#### Problem description:
Check each line below for the word "JSON", and copy those that have it.

#### Records for the exercise:
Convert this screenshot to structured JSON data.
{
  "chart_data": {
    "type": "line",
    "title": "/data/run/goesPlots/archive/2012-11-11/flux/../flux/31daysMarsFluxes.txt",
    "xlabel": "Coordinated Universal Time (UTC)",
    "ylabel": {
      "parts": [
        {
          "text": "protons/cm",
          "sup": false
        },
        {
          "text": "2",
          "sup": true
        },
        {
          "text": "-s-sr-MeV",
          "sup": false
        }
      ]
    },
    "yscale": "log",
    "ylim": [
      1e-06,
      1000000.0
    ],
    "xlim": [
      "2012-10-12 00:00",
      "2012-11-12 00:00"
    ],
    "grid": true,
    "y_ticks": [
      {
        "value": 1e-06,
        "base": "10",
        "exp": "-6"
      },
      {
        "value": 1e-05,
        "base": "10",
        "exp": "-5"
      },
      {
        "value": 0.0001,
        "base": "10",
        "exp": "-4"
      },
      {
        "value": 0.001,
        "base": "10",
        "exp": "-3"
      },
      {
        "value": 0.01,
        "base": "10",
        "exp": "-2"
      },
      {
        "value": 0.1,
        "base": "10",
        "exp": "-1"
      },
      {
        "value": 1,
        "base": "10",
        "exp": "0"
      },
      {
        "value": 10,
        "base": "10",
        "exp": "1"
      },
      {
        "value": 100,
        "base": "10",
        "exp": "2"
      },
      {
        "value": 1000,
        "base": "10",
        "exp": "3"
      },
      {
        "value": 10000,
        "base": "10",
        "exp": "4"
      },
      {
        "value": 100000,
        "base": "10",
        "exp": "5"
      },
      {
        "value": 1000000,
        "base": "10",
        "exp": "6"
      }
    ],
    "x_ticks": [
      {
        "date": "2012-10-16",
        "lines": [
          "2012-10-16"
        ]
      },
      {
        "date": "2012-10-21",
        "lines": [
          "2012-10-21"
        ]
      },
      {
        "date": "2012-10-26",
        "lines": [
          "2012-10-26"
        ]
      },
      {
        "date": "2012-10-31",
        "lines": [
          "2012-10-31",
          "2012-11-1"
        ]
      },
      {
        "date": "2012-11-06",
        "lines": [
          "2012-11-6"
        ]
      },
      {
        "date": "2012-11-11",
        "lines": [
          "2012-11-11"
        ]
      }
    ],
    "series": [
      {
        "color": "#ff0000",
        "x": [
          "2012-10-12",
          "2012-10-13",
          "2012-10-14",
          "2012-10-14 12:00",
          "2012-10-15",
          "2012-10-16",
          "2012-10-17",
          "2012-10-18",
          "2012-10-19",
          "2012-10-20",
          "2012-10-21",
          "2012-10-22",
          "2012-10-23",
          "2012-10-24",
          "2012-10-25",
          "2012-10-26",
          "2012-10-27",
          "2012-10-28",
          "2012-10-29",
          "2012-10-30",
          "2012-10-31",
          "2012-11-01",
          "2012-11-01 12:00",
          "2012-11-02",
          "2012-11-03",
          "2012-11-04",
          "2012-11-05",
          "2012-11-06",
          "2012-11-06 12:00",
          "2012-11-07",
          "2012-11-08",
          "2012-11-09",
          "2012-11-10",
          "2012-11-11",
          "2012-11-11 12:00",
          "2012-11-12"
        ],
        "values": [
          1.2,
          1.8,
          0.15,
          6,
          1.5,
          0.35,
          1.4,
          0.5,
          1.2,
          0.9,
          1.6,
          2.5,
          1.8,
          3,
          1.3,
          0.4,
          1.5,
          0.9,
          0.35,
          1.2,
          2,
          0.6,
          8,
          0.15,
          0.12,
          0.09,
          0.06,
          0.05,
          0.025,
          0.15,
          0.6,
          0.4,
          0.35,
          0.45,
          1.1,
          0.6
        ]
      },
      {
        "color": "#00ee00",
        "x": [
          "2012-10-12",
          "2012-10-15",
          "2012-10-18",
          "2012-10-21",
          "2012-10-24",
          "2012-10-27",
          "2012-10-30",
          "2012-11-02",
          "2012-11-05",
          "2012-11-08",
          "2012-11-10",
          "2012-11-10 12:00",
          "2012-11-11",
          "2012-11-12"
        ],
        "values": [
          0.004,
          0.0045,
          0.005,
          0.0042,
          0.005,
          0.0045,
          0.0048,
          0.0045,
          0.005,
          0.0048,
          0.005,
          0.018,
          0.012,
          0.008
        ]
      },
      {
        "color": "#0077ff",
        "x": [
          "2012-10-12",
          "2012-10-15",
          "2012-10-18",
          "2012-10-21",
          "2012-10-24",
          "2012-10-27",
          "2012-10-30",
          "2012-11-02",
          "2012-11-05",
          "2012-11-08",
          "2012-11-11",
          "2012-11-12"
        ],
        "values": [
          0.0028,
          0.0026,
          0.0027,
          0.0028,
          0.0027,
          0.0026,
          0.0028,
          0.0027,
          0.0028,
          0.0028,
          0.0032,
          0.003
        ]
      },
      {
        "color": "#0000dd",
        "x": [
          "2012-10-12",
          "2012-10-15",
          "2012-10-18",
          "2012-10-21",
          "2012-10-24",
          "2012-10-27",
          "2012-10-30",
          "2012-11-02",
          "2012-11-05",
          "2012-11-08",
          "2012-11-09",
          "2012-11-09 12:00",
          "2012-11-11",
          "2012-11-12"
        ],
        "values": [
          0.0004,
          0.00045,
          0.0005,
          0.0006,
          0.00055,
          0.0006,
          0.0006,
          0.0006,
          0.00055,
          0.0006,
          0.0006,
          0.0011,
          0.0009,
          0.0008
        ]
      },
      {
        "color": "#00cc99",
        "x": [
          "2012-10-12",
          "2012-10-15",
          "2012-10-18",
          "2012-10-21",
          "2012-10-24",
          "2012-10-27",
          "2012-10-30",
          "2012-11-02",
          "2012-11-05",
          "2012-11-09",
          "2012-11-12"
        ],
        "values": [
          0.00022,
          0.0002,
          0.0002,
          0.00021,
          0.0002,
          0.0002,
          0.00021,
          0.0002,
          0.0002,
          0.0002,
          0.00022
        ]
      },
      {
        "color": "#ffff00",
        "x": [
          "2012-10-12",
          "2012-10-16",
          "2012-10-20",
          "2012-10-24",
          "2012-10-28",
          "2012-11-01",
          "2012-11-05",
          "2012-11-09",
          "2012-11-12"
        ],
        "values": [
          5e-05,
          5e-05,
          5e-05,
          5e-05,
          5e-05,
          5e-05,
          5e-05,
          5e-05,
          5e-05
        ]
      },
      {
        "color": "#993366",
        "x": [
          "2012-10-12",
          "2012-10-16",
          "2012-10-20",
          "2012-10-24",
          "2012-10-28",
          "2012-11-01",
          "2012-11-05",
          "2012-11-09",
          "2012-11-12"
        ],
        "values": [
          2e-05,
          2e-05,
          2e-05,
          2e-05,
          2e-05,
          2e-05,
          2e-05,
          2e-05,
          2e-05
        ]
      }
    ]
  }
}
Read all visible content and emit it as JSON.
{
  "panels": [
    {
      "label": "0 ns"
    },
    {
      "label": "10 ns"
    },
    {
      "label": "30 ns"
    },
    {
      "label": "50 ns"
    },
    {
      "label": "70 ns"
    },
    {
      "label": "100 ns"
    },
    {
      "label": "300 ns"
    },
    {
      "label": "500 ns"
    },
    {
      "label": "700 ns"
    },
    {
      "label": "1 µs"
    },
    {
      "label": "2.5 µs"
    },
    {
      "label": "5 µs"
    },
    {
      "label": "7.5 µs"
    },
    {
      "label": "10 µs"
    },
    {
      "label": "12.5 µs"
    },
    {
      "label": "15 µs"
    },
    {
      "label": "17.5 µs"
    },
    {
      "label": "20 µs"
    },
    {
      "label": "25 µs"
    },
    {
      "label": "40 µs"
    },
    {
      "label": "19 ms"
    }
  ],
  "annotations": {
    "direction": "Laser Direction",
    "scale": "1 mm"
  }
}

#### Written response:
Convert this screenshot to structured JSON data.
Read all visible content and emit it as JSON.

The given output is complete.